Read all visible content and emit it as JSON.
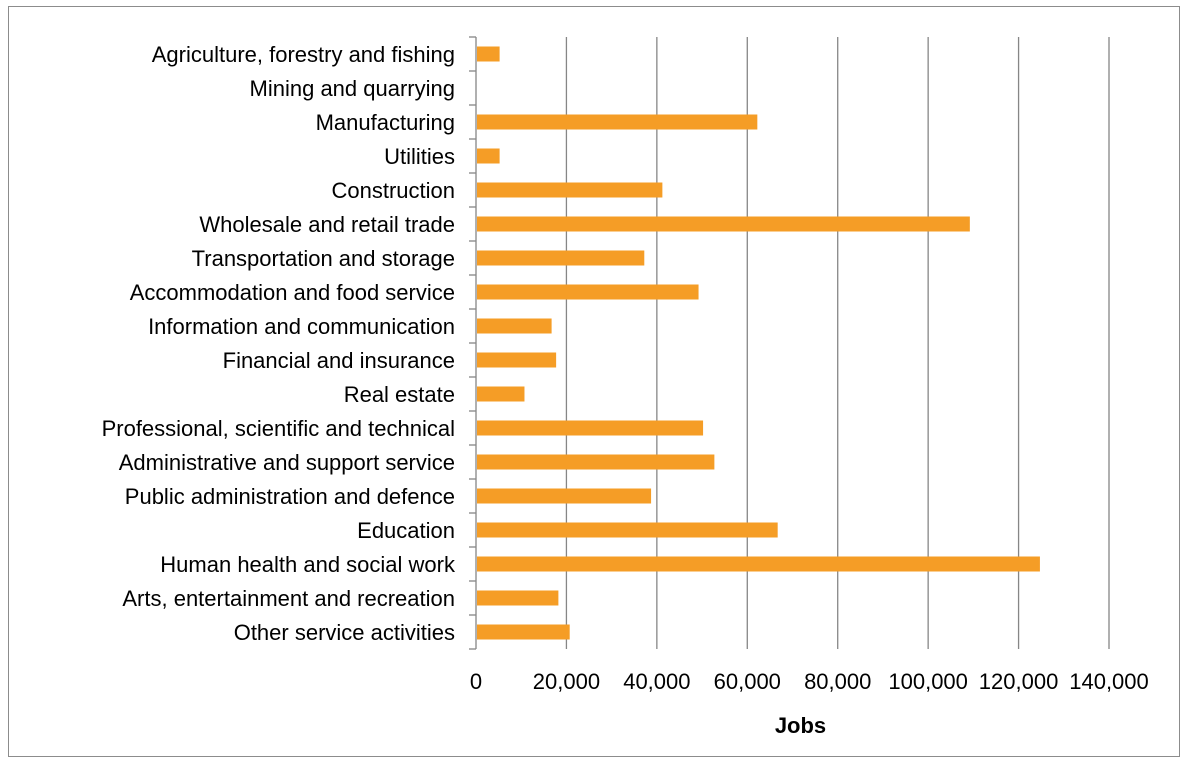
{
  "chart_data": {
    "type": "bar",
    "orientation": "horizontal",
    "categories": [
      "Agriculture, forestry and fishing",
      "Mining and quarrying",
      "Manufacturing",
      "Utilities",
      "Construction",
      "Wholesale and retail trade",
      "Transportation and storage",
      "Accommodation and food service",
      "Information and communication",
      "Financial and insurance",
      "Real estate",
      "Professional, scientific and technical",
      "Administrative and support service",
      "Public administration and defence",
      "Education",
      "Human health and social work",
      "Arts, entertainment and recreation",
      "Other service activities"
    ],
    "values": [
      5000,
      0,
      62000,
      5000,
      41000,
      109000,
      37000,
      49000,
      16500,
      17500,
      10500,
      50000,
      52500,
      38500,
      66500,
      124500,
      18000,
      20500
    ],
    "xlabel": "Jobs",
    "xlim": [
      0,
      140000
    ],
    "xticks": [
      0,
      20000,
      40000,
      60000,
      80000,
      100000,
      120000,
      140000
    ],
    "xtick_labels": [
      "0",
      "20,000",
      "40,000",
      "60,000",
      "80,000",
      "100,000",
      "120,000",
      "140,000"
    ],
    "grid": "vertical",
    "bar_color": "#F59D26",
    "gridline_color": "#868686"
  }
}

AIM OF THE TASK
Copy all lines from the entries that contain the word "service".

RESULT OF THE EXERCISE
      "Accommodation and food service",
      "Administrative and support service",
      "Other service activities"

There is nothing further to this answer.